Start of RECORD EXCERPTS
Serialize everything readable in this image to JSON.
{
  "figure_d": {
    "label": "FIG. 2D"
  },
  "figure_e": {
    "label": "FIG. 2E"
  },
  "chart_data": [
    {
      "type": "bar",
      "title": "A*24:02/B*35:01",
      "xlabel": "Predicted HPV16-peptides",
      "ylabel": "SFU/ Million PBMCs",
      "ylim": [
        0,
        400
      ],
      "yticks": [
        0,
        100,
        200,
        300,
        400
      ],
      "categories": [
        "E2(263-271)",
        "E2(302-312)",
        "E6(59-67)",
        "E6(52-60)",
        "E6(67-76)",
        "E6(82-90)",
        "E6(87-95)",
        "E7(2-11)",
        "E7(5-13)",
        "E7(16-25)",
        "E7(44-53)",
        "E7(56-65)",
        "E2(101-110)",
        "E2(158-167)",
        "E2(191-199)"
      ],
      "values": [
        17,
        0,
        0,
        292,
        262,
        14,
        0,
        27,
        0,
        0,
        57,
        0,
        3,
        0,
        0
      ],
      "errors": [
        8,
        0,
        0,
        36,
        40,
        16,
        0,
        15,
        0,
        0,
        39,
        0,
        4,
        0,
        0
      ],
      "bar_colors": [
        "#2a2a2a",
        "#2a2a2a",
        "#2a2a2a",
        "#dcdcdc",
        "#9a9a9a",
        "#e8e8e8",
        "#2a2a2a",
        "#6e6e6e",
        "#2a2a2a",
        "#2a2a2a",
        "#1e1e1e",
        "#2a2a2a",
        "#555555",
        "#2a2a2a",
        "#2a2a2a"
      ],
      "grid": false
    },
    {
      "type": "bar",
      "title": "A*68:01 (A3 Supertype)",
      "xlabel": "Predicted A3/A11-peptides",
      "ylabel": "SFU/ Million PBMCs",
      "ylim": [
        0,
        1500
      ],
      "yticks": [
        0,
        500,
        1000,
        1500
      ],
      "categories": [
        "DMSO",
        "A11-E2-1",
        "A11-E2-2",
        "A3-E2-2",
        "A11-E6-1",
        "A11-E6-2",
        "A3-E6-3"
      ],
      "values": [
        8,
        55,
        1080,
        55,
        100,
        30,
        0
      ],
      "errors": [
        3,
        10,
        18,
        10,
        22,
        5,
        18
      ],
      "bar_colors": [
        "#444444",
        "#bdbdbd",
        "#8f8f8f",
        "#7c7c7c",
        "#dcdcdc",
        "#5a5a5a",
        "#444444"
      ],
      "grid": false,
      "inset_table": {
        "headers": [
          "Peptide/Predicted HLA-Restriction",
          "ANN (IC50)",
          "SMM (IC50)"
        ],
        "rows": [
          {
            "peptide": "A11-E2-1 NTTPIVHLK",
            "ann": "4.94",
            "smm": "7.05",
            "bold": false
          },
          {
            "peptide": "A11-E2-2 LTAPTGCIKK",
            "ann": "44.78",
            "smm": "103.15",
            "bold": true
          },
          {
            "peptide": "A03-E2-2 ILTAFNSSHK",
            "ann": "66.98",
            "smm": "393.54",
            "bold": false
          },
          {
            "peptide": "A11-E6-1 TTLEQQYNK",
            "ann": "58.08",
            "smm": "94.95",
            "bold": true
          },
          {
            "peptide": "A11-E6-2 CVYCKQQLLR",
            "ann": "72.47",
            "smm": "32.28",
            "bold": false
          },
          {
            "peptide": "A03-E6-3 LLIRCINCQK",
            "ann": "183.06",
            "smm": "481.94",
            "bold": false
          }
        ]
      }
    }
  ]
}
End of RECORD EXCERPTS
→ ACTIVITY
Go through the preceding material and copy each line that has the word "xlabel".

→ OUTPUT FOR THIS TASK
      "xlabel": "Predicted HPV16-peptides",
      "xlabel": "Predicted A3/A11-peptides",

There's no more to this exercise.